--- Exercise description ---
Without including any pictures, write out all the entries exactly.

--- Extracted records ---
## BEGIN

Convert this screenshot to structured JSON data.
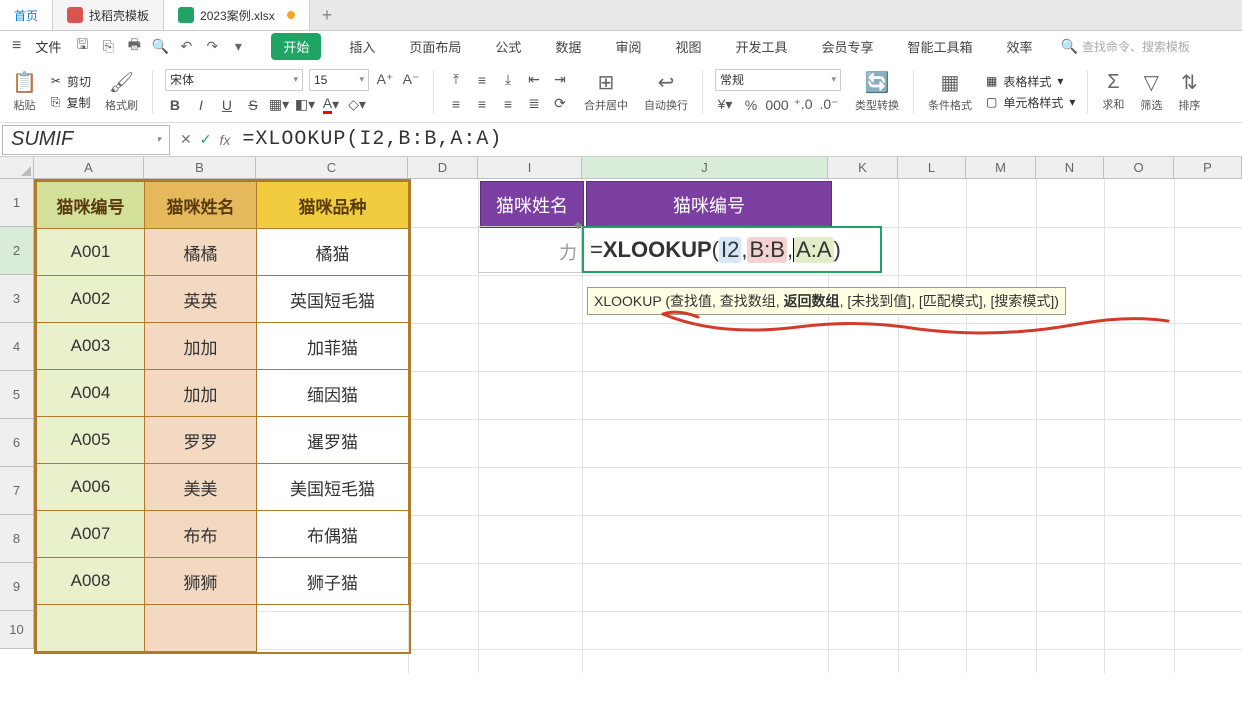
{
  "tabs": {
    "home": "首页",
    "tpl": "找稻壳模板",
    "file": "2023案例.xlsx"
  },
  "menu": {
    "file": "文件",
    "items": [
      "开始",
      "插入",
      "页面布局",
      "公式",
      "数据",
      "审阅",
      "视图",
      "开发工具",
      "会员专享",
      "智能工具箱",
      "效率"
    ],
    "search_ph": "查找命令、搜索模板"
  },
  "ribbon": {
    "paste": "粘贴",
    "cut": "剪切",
    "copy": "复制",
    "fmtpaint": "格式刷",
    "font_name": "宋体",
    "font_size": "15",
    "merge": "合并居中",
    "wrap": "自动换行",
    "general": "常规",
    "type_convert": "类型转换",
    "cond_fmt": "条件格式",
    "table_style": "表格样式",
    "cell_style": "单元格样式",
    "sum": "求和",
    "filter": "筛选",
    "sort": "排序"
  },
  "fx": {
    "name_box": "SUMIF",
    "formula": "=XLOOKUP(I2,B:B,A:A)",
    "tip_fn": "XLOOKUP",
    "tip_pre": " (查找值, 查找数组, ",
    "tip_bold": "返回数组",
    "tip_post": ", [未找到值], [匹配模式], [搜索模式])"
  },
  "cols": [
    "A",
    "B",
    "C",
    "D",
    "I",
    "J",
    "K",
    "L",
    "M",
    "N",
    "O",
    "P"
  ],
  "colw": {
    "A": 110,
    "B": 112,
    "C": 152,
    "D": 70,
    "I": 104,
    "J": 246,
    "K": 70,
    "L": 68,
    "M": 70,
    "N": 68,
    "O": 70,
    "P": 68
  },
  "t1": {
    "h": [
      "猫咪编号",
      "猫咪姓名",
      "猫咪品种"
    ],
    "rows": [
      [
        "A001",
        "橘橘",
        "橘猫"
      ],
      [
        "A002",
        "英英",
        "英国短毛猫"
      ],
      [
        "A003",
        "加加",
        "加菲猫"
      ],
      [
        "A004",
        "加加",
        "缅因猫"
      ],
      [
        "A005",
        "罗罗",
        "暹罗猫"
      ],
      [
        "A006",
        "美美",
        "美国短毛猫"
      ],
      [
        "A007",
        "布布",
        "布偶猫"
      ],
      [
        "A008",
        "狮狮",
        "狮子猫"
      ]
    ]
  },
  "t2": {
    "h": [
      "猫咪姓名",
      "猫咪编号"
    ]
  },
  "edit": {
    "eq": "=",
    "fn": "XLOOKUP",
    "open": "(",
    "p1": "I2",
    "c1": ",",
    "p2": "B:B",
    "c2": ",",
    "p3": "A:A",
    "close": ")"
  },
  "i2_hint": "力",
  "chart_data": {
    "type": "table",
    "tables": [
      {
        "name": "cats",
        "columns": [
          "猫咪编号",
          "猫咪姓名",
          "猫咪品种"
        ],
        "rows": [
          [
            "A001",
            "橘橘",
            "橘猫"
          ],
          [
            "A002",
            "英英",
            "英国短毛猫"
          ],
          [
            "A003",
            "加加",
            "加菲猫"
          ],
          [
            "A004",
            "加加",
            "缅因猫"
          ],
          [
            "A005",
            "罗罗",
            "暹罗猫"
          ],
          [
            "A006",
            "美美",
            "美国短毛猫"
          ],
          [
            "A007",
            "布布",
            "布偶猫"
          ],
          [
            "A008",
            "狮狮",
            "狮子猫"
          ]
        ]
      },
      {
        "name": "lookup",
        "columns": [
          "猫咪姓名",
          "猫咪编号"
        ],
        "rows": [
          [
            "",
            "=XLOOKUP(I2,B:B,A:A)"
          ]
        ]
      }
    ]
  }
}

## END

--- Response to this task ---
Convert this screenshot to structured JSON data.
{
  "tabs": {
    "home": "首页",
    "tpl": "找稻壳模板",
    "file": "2023案例.xlsx"
  },
  "menu": {
    "file": "文件",
    "items": [
      "开始",
      "插入",
      "页面布局",
      "公式",
      "数据",
      "审阅",
      "视图",
      "开发工具",
      "会员专享",
      "智能工具箱",
      "效率"
    ],
    "search_ph": "查找命令、搜索模板"
  },
  "ribbon": {
    "paste": "粘贴",
    "cut": "剪切",
    "copy": "复制",
    "fmtpaint": "格式刷",
    "font_name": "宋体",
    "font_size": "15",
    "merge": "合并居中",
    "wrap": "自动换行",
    "general": "常规",
    "type_convert": "类型转换",
    "cond_fmt": "条件格式",
    "table_style": "表格样式",
    "cell_style": "单元格样式",
    "sum": "求和",
    "filter": "筛选",
    "sort": "排序"
  },
  "fx": {
    "name_box": "SUMIF",
    "formula": "=XLOOKUP(I2,B:B,A:A)",
    "tip_fn": "XLOOKUP",
    "tip_pre": " (查找值, 查找数组, ",
    "tip_bold": "返回数组",
    "tip_post": ", [未找到值], [匹配模式], [搜索模式])"
  },
  "cols": [
    "A",
    "B",
    "C",
    "D",
    "I",
    "J",
    "K",
    "L",
    "M",
    "N",
    "O",
    "P"
  ],
  "colw": {
    "A": 110,
    "B": 112,
    "C": 152,
    "D": 70,
    "I": 104,
    "J": 246,
    "K": 70,
    "L": 68,
    "M": 70,
    "N": 68,
    "O": 70,
    "P": 68
  },
  "t1": {
    "h": [
      "猫咪编号",
      "猫咪姓名",
      "猫咪品种"
    ],
    "rows": [
      [
        "A001",
        "橘橘",
        "橘猫"
      ],
      [
        "A002",
        "英英",
        "英国短毛猫"
      ],
      [
        "A003",
        "加加",
        "加菲猫"
      ],
      [
        "A004",
        "加加",
        "缅因猫"
      ],
      [
        "A005",
        "罗罗",
        "暹罗猫"
      ],
      [
        "A006",
        "美美",
        "美国短毛猫"
      ],
      [
        "A007",
        "布布",
        "布偶猫"
      ],
      [
        "A008",
        "狮狮",
        "狮子猫"
      ]
    ]
  },
  "t2": {
    "h": [
      "猫咪姓名",
      "猫咪编号"
    ]
  },
  "edit": {
    "eq": "=",
    "fn": "XLOOKUP",
    "open": "(",
    "p1": "I2",
    "c1": ",",
    "p2": "B:B",
    "c2": ",",
    "p3": "A:A",
    "close": ")"
  },
  "i2_hint": "力",
  "chart_data": {
    "type": "table",
    "tables": [
      {
        "name": "cats",
        "columns": [
          "猫咪编号",
          "猫咪姓名",
          "猫咪品种"
        ],
        "rows": [
          [
            "A001",
            "橘橘",
            "橘猫"
          ],
          [
            "A002",
            "英英",
            "英国短毛猫"
          ],
          [
            "A003",
            "加加",
            "加菲猫"
          ],
          [
            "A004",
            "加加",
            "缅因猫"
          ],
          [
            "A005",
            "罗罗",
            "暹罗猫"
          ],
          [
            "A006",
            "美美",
            "美国短毛猫"
          ],
          [
            "A007",
            "布布",
            "布偶猫"
          ],
          [
            "A008",
            "狮狮",
            "狮子猫"
          ]
        ]
      },
      {
        "name": "lookup",
        "columns": [
          "猫咪姓名",
          "猫咪编号"
        ],
        "rows": [
          [
            "",
            "=XLOOKUP(I2,B:B,A:A)"
          ]
        ]
      }
    ]
  }
}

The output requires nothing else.